[Records excerpted from a collection]
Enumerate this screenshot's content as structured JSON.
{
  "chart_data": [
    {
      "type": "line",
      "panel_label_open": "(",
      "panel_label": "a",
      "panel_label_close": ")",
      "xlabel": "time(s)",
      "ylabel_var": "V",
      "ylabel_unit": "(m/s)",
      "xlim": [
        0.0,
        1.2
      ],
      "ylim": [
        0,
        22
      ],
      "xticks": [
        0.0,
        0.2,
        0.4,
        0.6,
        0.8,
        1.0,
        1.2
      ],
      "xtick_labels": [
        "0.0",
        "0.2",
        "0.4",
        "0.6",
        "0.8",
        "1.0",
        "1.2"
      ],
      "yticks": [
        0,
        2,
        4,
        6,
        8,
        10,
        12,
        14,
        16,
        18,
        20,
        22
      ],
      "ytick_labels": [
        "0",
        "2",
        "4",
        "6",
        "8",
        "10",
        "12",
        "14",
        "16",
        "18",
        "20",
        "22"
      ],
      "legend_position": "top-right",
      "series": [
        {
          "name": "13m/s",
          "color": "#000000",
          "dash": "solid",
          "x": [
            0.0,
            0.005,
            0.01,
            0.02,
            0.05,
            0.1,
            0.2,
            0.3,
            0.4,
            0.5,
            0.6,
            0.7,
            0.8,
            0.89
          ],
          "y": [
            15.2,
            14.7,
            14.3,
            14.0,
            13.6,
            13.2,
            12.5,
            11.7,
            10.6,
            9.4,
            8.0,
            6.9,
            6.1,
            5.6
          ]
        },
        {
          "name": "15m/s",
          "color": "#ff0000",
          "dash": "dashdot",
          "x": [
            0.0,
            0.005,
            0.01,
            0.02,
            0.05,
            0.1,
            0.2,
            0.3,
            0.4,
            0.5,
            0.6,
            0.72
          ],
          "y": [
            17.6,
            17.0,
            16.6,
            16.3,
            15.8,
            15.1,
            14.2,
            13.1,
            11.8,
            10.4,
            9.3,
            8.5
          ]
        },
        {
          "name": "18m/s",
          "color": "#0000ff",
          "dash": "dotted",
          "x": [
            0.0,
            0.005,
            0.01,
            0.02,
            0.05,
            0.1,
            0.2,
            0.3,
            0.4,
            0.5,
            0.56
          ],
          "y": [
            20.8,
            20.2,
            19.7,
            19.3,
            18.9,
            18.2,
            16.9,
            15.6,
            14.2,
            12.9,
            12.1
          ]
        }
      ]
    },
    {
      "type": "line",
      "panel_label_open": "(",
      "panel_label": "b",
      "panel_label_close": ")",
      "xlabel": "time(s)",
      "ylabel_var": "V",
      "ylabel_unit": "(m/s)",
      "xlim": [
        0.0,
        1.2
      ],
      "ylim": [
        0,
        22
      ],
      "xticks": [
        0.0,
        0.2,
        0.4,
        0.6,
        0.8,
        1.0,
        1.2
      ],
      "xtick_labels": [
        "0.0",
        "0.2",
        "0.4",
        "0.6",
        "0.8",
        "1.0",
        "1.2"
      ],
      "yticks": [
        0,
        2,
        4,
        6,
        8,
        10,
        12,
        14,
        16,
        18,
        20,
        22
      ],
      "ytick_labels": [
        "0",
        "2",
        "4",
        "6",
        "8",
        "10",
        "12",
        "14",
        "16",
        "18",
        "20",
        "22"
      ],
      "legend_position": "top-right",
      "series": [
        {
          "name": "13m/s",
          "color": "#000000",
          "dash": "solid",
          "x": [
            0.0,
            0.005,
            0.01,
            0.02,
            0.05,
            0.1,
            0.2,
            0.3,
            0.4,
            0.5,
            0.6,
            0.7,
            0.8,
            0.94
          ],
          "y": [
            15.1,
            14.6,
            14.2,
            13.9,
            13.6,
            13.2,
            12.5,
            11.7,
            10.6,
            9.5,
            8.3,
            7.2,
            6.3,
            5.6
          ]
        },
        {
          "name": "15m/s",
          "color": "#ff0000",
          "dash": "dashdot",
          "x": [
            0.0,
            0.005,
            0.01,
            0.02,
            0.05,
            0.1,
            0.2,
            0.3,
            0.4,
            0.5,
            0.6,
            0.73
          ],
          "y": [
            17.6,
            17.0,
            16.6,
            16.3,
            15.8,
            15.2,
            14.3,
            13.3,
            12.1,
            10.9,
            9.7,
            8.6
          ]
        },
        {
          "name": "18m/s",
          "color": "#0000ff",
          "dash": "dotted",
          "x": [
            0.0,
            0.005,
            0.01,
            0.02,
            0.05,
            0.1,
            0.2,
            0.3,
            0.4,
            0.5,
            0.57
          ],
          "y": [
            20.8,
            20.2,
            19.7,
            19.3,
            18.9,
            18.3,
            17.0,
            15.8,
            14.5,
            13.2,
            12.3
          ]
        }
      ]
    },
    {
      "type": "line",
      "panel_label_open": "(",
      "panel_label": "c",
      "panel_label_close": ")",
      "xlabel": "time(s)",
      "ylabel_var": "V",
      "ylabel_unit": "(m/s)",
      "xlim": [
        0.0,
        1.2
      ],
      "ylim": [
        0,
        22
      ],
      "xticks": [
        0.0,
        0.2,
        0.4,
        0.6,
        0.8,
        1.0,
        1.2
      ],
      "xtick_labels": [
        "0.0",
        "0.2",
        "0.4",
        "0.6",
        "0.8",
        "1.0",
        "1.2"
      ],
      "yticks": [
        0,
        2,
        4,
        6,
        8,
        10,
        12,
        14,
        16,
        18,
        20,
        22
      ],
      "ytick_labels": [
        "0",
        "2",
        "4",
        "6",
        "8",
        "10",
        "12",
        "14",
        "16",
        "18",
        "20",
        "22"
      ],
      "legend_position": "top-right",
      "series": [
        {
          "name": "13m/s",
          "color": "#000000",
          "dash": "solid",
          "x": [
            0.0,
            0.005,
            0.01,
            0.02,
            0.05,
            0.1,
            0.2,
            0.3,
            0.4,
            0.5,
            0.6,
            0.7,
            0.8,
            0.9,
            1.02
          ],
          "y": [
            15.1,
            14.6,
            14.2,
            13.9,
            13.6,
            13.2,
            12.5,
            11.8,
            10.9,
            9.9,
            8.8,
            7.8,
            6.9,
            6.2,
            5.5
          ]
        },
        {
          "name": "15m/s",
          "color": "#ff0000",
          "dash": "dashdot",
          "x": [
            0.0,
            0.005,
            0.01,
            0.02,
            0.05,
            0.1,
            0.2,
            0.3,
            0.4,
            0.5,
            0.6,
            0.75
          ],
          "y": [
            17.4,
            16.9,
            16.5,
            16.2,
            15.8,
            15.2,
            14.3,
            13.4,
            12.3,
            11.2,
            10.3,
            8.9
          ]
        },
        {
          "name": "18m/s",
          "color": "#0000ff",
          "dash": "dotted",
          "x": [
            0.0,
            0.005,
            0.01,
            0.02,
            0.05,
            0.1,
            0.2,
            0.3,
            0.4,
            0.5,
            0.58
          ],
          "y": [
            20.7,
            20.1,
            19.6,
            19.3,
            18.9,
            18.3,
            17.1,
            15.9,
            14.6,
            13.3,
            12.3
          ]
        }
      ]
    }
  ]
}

To do - Return the listing above in full, character for character.

Answer to the exercise -
Enumerate this screenshot's content as structured JSON.
{
  "chart_data": [
    {
      "type": "line",
      "panel_label_open": "(",
      "panel_label": "a",
      "panel_label_close": ")",
      "xlabel": "time(s)",
      "ylabel_var": "V",
      "ylabel_unit": "(m/s)",
      "xlim": [
        0.0,
        1.2
      ],
      "ylim": [
        0,
        22
      ],
      "xticks": [
        0.0,
        0.2,
        0.4,
        0.6,
        0.8,
        1.0,
        1.2
      ],
      "xtick_labels": [
        "0.0",
        "0.2",
        "0.4",
        "0.6",
        "0.8",
        "1.0",
        "1.2"
      ],
      "yticks": [
        0,
        2,
        4,
        6,
        8,
        10,
        12,
        14,
        16,
        18,
        20,
        22
      ],
      "ytick_labels": [
        "0",
        "2",
        "4",
        "6",
        "8",
        "10",
        "12",
        "14",
        "16",
        "18",
        "20",
        "22"
      ],
      "legend_position": "top-right",
      "series": [
        {
          "name": "13m/s",
          "color": "#000000",
          "dash": "solid",
          "x": [
            0.0,
            0.005,
            0.01,
            0.02,
            0.05,
            0.1,
            0.2,
            0.3,
            0.4,
            0.5,
            0.6,
            0.7,
            0.8,
            0.89
          ],
          "y": [
            15.2,
            14.7,
            14.3,
            14.0,
            13.6,
            13.2,
            12.5,
            11.7,
            10.6,
            9.4,
            8.0,
            6.9,
            6.1,
            5.6
          ]
        },
        {
          "name": "15m/s",
          "color": "#ff0000",
          "dash": "dashdot",
          "x": [
            0.0,
            0.005,
            0.01,
            0.02,
            0.05,
            0.1,
            0.2,
            0.3,
            0.4,
            0.5,
            0.6,
            0.72
          ],
          "y": [
            17.6,
            17.0,
            16.6,
            16.3,
            15.8,
            15.1,
            14.2,
            13.1,
            11.8,
            10.4,
            9.3,
            8.5
          ]
        },
        {
          "name": "18m/s",
          "color": "#0000ff",
          "dash": "dotted",
          "x": [
            0.0,
            0.005,
            0.01,
            0.02,
            0.05,
            0.1,
            0.2,
            0.3,
            0.4,
            0.5,
            0.56
          ],
          "y": [
            20.8,
            20.2,
            19.7,
            19.3,
            18.9,
            18.2,
            16.9,
            15.6,
            14.2,
            12.9,
            12.1
          ]
        }
      ]
    },
    {
      "type": "line",
      "panel_label_open": "(",
      "panel_label": "b",
      "panel_label_close": ")",
      "xlabel": "time(s)",
      "ylabel_var": "V",
      "ylabel_unit": "(m/s)",
      "xlim": [
        0.0,
        1.2
      ],
      "ylim": [
        0,
        22
      ],
      "xticks": [
        0.0,
        0.2,
        0.4,
        0.6,
        0.8,
        1.0,
        1.2
      ],
      "xtick_labels": [
        "0.0",
        "0.2",
        "0.4",
        "0.6",
        "0.8",
        "1.0",
        "1.2"
      ],
      "yticks": [
        0,
        2,
        4,
        6,
        8,
        10,
        12,
        14,
        16,
        18,
        20,
        22
      ],
      "ytick_labels": [
        "0",
        "2",
        "4",
        "6",
        "8",
        "10",
        "12",
        "14",
        "16",
        "18",
        "20",
        "22"
      ],
      "legend_position": "top-right",
      "series": [
        {
          "name": "13m/s",
          "color": "#000000",
          "dash": "solid",
          "x": [
            0.0,
            0.005,
            0.01,
            0.02,
            0.05,
            0.1,
            0.2,
            0.3,
            0.4,
            0.5,
            0.6,
            0.7,
            0.8,
            0.94
          ],
          "y": [
            15.1,
            14.6,
            14.2,
            13.9,
            13.6,
            13.2,
            12.5,
            11.7,
            10.6,
            9.5,
            8.3,
            7.2,
            6.3,
            5.6
          ]
        },
        {
          "name": "15m/s",
          "color": "#ff0000",
          "dash": "dashdot",
          "x": [
            0.0,
            0.005,
            0.01,
            0.02,
            0.05,
            0.1,
            0.2,
            0.3,
            0.4,
            0.5,
            0.6,
            0.73
          ],
          "y": [
            17.6,
            17.0,
            16.6,
            16.3,
            15.8,
            15.2,
            14.3,
            13.3,
            12.1,
            10.9,
            9.7,
            8.6
          ]
        },
        {
          "name": "18m/s",
          "color": "#0000ff",
          "dash": "dotted",
          "x": [
            0.0,
            0.005,
            0.01,
            0.02,
            0.05,
            0.1,
            0.2,
            0.3,
            0.4,
            0.5,
            0.57
          ],
          "y": [
            20.8,
            20.2,
            19.7,
            19.3,
            18.9,
            18.3,
            17.0,
            15.8,
            14.5,
            13.2,
            12.3
          ]
        }
      ]
    },
    {
      "type": "line",
      "panel_label_open": "(",
      "panel_label": "c",
      "panel_label_close": ")",
      "xlabel": "time(s)",
      "ylabel_var": "V",
      "ylabel_unit": "(m/s)",
      "xlim": [
        0.0,
        1.2
      ],
      "ylim": [
        0,
        22
      ],
      "xticks": [
        0.0,
        0.2,
        0.4,
        0.6,
        0.8,
        1.0,
        1.2
      ],
      "xtick_labels": [
        "0.0",
        "0.2",
        "0.4",
        "0.6",
        "0.8",
        "1.0",
        "1.2"
      ],
      "yticks": [
        0,
        2,
        4,
        6,
        8,
        10,
        12,
        14,
        16,
        18,
        20,
        22
      ],
      "ytick_labels": [
        "0",
        "2",
        "4",
        "6",
        "8",
        "10",
        "12",
        "14",
        "16",
        "18",
        "20",
        "22"
      ],
      "legend_position": "top-right",
      "series": [
        {
          "name": "13m/s",
          "color": "#000000",
          "dash": "solid",
          "x": [
            0.0,
            0.005,
            0.01,
            0.02,
            0.05,
            0.1,
            0.2,
            0.3,
            0.4,
            0.5,
            0.6,
            0.7,
            0.8,
            0.9,
            1.02
          ],
          "y": [
            15.1,
            14.6,
            14.2,
            13.9,
            13.6,
            13.2,
            12.5,
            11.8,
            10.9,
            9.9,
            8.8,
            7.8,
            6.9,
            6.2,
            5.5
          ]
        },
        {
          "name": "15m/s",
          "color": "#ff0000",
          "dash": "dashdot",
          "x": [
            0.0,
            0.005,
            0.01,
            0.02,
            0.05,
            0.1,
            0.2,
            0.3,
            0.4,
            0.5,
            0.6,
            0.75
          ],
          "y": [
            17.4,
            16.9,
            16.5,
            16.2,
            15.8,
            15.2,
            14.3,
            13.4,
            12.3,
            11.2,
            10.3,
            8.9
          ]
        },
        {
          "name": "18m/s",
          "color": "#0000ff",
          "dash": "dotted",
          "x": [
            0.0,
            0.005,
            0.01,
            0.02,
            0.05,
            0.1,
            0.2,
            0.3,
            0.4,
            0.5,
            0.58
          ],
          "y": [
            20.7,
            20.1,
            19.6,
            19.3,
            18.9,
            18.3,
            17.1,
            15.9,
            14.6,
            13.3,
            12.3
          ]
        }
      ]
    }
  ]
}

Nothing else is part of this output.